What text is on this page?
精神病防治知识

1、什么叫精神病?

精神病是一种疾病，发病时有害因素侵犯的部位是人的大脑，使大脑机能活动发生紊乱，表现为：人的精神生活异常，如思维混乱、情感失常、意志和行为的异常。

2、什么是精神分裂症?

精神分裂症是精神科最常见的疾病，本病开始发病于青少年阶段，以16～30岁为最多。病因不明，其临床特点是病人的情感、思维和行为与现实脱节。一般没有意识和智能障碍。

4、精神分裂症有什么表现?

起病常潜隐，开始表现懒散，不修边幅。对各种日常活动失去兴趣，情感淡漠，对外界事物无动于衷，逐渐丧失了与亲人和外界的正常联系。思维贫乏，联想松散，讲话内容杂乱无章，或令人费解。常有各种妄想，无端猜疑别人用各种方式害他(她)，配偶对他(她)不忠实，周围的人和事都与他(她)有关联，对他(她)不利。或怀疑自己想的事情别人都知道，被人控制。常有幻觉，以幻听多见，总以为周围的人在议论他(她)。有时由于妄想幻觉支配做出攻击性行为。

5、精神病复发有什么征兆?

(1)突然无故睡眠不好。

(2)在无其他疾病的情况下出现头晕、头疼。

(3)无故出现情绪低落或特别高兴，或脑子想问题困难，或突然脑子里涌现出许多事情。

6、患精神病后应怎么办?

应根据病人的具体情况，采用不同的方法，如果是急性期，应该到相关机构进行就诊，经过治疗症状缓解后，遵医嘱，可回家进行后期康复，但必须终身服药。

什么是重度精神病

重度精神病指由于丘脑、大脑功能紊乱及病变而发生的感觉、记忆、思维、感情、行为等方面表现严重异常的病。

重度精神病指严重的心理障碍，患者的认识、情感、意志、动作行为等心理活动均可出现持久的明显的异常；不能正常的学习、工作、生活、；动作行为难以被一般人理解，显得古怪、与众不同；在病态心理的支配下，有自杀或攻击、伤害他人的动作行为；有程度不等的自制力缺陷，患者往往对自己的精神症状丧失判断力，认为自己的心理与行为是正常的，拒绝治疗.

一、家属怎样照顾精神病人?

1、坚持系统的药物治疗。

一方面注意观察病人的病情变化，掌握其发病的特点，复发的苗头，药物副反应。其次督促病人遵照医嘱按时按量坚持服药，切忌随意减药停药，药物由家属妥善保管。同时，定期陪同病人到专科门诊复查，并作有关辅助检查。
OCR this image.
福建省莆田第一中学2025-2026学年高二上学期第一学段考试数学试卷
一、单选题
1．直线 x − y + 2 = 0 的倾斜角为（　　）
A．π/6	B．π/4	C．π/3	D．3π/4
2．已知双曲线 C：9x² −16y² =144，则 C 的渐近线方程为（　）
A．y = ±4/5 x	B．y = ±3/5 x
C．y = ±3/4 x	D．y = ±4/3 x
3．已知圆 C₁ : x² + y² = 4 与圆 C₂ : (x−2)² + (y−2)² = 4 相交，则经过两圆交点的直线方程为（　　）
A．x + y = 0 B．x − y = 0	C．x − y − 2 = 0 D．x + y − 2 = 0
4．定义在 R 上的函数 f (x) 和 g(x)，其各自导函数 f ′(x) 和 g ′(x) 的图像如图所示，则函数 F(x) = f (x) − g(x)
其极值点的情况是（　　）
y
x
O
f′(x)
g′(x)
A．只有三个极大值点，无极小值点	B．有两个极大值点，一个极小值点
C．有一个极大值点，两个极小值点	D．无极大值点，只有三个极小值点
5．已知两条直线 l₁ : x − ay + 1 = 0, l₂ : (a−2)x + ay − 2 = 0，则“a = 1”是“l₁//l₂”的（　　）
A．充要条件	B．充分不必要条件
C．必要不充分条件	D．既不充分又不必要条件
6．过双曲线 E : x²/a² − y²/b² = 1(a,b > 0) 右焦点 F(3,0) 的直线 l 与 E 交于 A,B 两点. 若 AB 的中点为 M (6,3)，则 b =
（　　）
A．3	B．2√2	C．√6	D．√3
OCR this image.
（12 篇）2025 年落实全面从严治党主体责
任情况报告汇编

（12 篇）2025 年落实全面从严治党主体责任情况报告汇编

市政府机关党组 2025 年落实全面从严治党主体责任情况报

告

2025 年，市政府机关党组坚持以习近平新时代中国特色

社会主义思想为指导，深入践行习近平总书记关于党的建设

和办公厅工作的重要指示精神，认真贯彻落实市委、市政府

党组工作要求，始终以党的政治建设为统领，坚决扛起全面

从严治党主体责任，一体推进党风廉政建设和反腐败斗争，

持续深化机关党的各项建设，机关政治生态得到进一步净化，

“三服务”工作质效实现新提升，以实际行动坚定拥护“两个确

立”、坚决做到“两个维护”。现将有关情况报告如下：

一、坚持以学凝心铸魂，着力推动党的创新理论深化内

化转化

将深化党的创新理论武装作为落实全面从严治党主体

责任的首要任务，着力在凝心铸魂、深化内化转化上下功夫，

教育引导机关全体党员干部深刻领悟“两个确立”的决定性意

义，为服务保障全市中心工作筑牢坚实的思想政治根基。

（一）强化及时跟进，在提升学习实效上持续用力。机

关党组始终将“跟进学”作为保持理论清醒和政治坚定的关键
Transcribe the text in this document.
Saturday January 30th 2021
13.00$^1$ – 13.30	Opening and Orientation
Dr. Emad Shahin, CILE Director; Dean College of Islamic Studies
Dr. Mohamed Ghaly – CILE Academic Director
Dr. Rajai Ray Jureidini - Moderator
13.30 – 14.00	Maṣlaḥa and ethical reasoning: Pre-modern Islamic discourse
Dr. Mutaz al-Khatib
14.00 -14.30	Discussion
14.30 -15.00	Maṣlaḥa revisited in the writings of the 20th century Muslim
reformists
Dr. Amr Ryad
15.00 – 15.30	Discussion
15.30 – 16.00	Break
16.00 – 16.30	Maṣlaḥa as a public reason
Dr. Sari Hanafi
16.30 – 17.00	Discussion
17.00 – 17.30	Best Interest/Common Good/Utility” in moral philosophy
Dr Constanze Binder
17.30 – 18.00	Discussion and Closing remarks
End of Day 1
——————————
- SHORT EXERCISE
From the listing above, pick out each line where the word "Maṣlaḥa" appears.

- TASK RESPONSE
13.30 – 14.00	Maṣlaḥa and ethical reasoning: Pre-modern Islamic discourse
14.30 -15.00	Maṣlaḥa revisited in the writings of the 20th century Muslim
16.00 – 16.30	Maṣlaḥa as a public reason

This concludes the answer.